### Written problem
Where a line of the material contains the string "dial", copy that line.

(Saved data entries)
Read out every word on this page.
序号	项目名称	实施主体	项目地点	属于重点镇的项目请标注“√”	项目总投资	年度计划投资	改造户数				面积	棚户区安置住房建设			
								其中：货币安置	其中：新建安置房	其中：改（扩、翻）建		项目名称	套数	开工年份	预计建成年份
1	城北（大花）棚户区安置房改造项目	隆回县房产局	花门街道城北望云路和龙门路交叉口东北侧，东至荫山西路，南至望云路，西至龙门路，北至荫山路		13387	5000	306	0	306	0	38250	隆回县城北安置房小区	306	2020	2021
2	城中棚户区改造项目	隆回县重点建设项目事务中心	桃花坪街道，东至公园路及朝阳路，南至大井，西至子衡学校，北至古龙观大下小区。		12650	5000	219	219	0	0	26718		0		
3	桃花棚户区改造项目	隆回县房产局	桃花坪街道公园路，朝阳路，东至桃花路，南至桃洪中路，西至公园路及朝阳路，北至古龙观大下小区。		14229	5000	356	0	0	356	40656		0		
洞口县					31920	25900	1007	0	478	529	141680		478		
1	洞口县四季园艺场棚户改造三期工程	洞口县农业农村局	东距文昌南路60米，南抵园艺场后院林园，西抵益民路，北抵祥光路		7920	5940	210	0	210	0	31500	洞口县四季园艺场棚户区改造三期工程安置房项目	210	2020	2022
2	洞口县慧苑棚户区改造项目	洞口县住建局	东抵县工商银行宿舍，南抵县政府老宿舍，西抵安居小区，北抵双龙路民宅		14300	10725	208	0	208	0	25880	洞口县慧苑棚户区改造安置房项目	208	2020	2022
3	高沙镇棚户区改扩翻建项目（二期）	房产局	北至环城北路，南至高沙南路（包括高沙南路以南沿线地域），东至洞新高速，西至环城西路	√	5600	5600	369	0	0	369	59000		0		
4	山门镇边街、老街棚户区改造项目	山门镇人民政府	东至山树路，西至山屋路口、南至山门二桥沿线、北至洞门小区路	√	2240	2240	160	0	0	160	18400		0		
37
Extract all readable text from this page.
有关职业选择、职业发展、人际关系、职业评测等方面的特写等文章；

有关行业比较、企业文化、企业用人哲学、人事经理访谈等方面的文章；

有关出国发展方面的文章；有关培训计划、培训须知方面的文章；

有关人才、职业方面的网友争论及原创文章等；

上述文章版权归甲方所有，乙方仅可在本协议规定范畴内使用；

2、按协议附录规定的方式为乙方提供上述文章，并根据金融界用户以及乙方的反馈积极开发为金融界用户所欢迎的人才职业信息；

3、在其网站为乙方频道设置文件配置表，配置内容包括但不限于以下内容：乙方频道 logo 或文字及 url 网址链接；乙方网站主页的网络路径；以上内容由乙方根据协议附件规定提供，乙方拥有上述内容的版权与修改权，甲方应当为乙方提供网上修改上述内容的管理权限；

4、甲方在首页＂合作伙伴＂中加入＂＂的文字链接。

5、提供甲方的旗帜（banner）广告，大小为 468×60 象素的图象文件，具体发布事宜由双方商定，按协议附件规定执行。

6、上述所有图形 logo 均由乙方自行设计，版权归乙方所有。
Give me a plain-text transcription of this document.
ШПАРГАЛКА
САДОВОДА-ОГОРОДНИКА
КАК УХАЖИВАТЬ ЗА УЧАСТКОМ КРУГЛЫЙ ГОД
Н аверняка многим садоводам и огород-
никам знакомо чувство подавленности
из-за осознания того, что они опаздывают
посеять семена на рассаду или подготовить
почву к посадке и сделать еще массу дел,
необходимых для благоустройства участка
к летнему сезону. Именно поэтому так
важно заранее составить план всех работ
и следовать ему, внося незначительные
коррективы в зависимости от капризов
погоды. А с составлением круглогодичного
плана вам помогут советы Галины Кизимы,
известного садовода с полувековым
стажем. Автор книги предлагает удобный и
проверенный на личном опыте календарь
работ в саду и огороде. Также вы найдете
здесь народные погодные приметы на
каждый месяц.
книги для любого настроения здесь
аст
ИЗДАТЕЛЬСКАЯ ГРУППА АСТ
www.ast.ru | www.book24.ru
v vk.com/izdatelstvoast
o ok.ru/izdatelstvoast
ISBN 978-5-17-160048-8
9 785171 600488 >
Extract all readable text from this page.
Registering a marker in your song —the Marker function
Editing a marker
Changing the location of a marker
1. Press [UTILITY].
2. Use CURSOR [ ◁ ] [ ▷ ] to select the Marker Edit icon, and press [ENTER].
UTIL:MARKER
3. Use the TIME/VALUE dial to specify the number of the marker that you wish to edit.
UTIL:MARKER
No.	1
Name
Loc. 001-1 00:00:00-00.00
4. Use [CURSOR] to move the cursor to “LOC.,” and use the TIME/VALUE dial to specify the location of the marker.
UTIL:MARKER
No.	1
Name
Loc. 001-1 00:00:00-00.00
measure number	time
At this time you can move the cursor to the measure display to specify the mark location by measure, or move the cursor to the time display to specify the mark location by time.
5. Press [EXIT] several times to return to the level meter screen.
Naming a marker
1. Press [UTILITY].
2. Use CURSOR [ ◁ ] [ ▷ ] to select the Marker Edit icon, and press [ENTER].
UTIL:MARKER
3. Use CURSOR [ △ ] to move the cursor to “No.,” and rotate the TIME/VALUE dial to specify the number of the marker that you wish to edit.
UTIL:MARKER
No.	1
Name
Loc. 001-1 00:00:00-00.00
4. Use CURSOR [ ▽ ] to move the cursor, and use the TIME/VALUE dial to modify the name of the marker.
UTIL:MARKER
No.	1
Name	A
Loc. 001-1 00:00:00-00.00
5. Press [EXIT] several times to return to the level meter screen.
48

### Solution to the exercise
3. Use the TIME/VALUE dial to specify the number of the marker that you wish to edit.
4. Use [CURSOR] to move the cursor to “LOC.,” and use the TIME/VALUE dial to specify the location of the marker.
3. Use CURSOR [ △ ] to move the cursor to “No.,” and rotate the TIME/VALUE dial to specify the number of the marker that you wish to edit.
4. Use CURSOR [ ▽ ] to move the cursor, and use the TIME/VALUE dial to modify the name of the marker.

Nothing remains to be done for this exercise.